**Written instruction:** Omit all images, then return the remaining material exactly as it stands.

>> start Dataset records

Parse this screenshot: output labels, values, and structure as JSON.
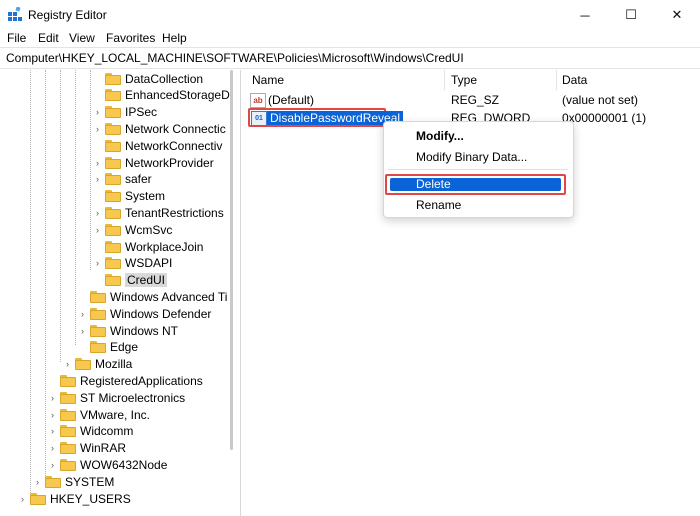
{
  "window": {
    "title": "Registry Editor",
    "controls": {
      "minimize": "─",
      "maximize": "☐",
      "close": "✕"
    }
  },
  "menu": [
    "File",
    "Edit",
    "View",
    "Favorites",
    "Help"
  ],
  "address": "Computer\\HKEY_LOCAL_MACHINE\\SOFTWARE\\Policies\\Microsoft\\Windows\\CredUI",
  "tree": [
    {
      "label": "DataCollection",
      "chevron": false
    },
    {
      "label": "EnhancedStorageD",
      "chevron": false
    },
    {
      "label": "IPSec",
      "chevron": true
    },
    {
      "label": "Network Connectic",
      "chevron": true
    },
    {
      "label": "NetworkConnectiv",
      "chevron": false
    },
    {
      "label": "NetworkProvider",
      "chevron": true
    },
    {
      "label": "safer",
      "chevron": true
    },
    {
      "label": "System",
      "chevron": false
    },
    {
      "label": "TenantRestrictions",
      "chevron": true
    },
    {
      "label": "WcmSvc",
      "chevron": true
    },
    {
      "label": "WorkplaceJoin",
      "chevron": false
    },
    {
      "label": "WSDAPI",
      "chevron": true
    },
    {
      "label": "CredUI",
      "chevron": false,
      "selected": true
    },
    {
      "label": "Windows Advanced Ti",
      "chevron": false
    },
    {
      "label": "Windows Defender",
      "chevron": true
    },
    {
      "label": "Windows NT",
      "chevron": true
    },
    {
      "label": "Edge",
      "chevron": false
    },
    {
      "label": "Mozilla",
      "chevron": true
    },
    {
      "label": "RegisteredApplications",
      "chevron": false
    },
    {
      "label": "ST Microelectronics",
      "chevron": true
    },
    {
      "label": "VMware, Inc.",
      "chevron": true
    },
    {
      "label": "Widcomm",
      "chevron": true
    },
    {
      "label": "WinRAR",
      "chevron": true
    },
    {
      "label": "WOW6432Node",
      "chevron": true
    },
    {
      "label": "SYSTEM",
      "chevron": true
    },
    {
      "label": "HKEY_USERS",
      "chevron": true
    }
  ],
  "columns": {
    "name": "Name",
    "type": "Type",
    "data": "Data"
  },
  "values": [
    {
      "icon": "ab",
      "name": "(Default)",
      "type": "REG_SZ",
      "data": "(value not set)"
    },
    {
      "icon": "011\n110",
      "name": "DisablePasswordReveal",
      "type": "REG_DWORD",
      "data": "0x00000001 (1)"
    }
  ],
  "context_menu": {
    "modify": "Modify...",
    "modify_binary": "Modify Binary Data...",
    "delete": "Delete",
    "rename": "Rename"
  },
  "colors": {
    "selection": "#0a64d8",
    "highlight_outline": "#e04848",
    "folder": "#f6c94e"
  }
}
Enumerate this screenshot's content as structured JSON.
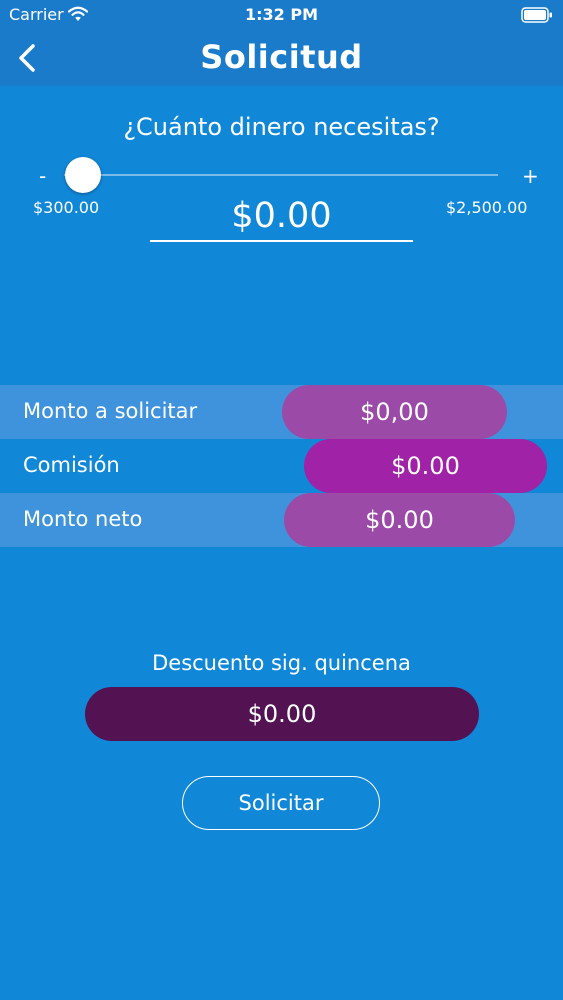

>> end Dataset records

**Expected output:**
Parse this screenshot: output labels, values, and structure as JSON.
{
  "window": {
    "title": "Registry Editor",
    "controls": {
      "minimize": "─",
      "maximize": "☐",
      "close": "✕"
    }
  },
  "menu": [
    "File",
    "Edit",
    "View",
    "Favorites",
    "Help"
  ],
  "address": "Computer\\HKEY_LOCAL_MACHINE\\SOFTWARE\\Policies\\Microsoft\\Windows\\CredUI",
  "tree": [
    {
      "label": "DataCollection",
      "chevron": false
    },
    {
      "label": "EnhancedStorageD",
      "chevron": false
    },
    {
      "label": "IPSec",
      "chevron": true
    },
    {
      "label": "Network Connectic",
      "chevron": true
    },
    {
      "label": "NetworkConnectiv",
      "chevron": false
    },
    {
      "label": "NetworkProvider",
      "chevron": true
    },
    {
      "label": "safer",
      "chevron": true
    },
    {
      "label": "System",
      "chevron": false
    },
    {
      "label": "TenantRestrictions",
      "chevron": true
    },
    {
      "label": "WcmSvc",
      "chevron": true
    },
    {
      "label": "WorkplaceJoin",
      "chevron": false
    },
    {
      "label": "WSDAPI",
      "chevron": true
    },
    {
      "label": "CredUI",
      "chevron": false,
      "selected": true
    },
    {
      "label": "Windows Advanced Ti",
      "chevron": false
    },
    {
      "label": "Windows Defender",
      "chevron": true
    },
    {
      "label": "Windows NT",
      "chevron": true
    },
    {
      "label": "Edge",
      "chevron": false
    },
    {
      "label": "Mozilla",
      "chevron": true
    },
    {
      "label": "RegisteredApplications",
      "chevron": false
    },
    {
      "label": "ST Microelectronics",
      "chevron": true
    },
    {
      "label": "VMware, Inc.",
      "chevron": true
    },
    {
      "label": "Widcomm",
      "chevron": true
    },
    {
      "label": "WinRAR",
      "chevron": true
    },
    {
      "label": "WOW6432Node",
      "chevron": true
    },
    {
      "label": "SYSTEM",
      "chevron": true
    },
    {
      "label": "HKEY_USERS",
      "chevron": true
    }
  ],
  "columns": {
    "name": "Name",
    "type": "Type",
    "data": "Data"
  },
  "values": [
    {
      "icon": "ab",
      "name": "(Default)",
      "type": "REG_SZ",
      "data": "(value not set)"
    },
    {
      "icon": "011\n110",
      "name": "DisablePasswordReveal",
      "type": "REG_DWORD",
      "data": "0x00000001 (1)"
    }
  ],
  "context_menu": {
    "modify": "Modify...",
    "modify_binary": "Modify Binary Data...",
    "delete": "Delete",
    "rename": "Rename"
  },
  "colors": {
    "selection": "#0a64d8",
    "highlight_outline": "#e04848",
    "folder": "#f6c94e"
  }
}
Enumerate this screenshot's content as structured JSON.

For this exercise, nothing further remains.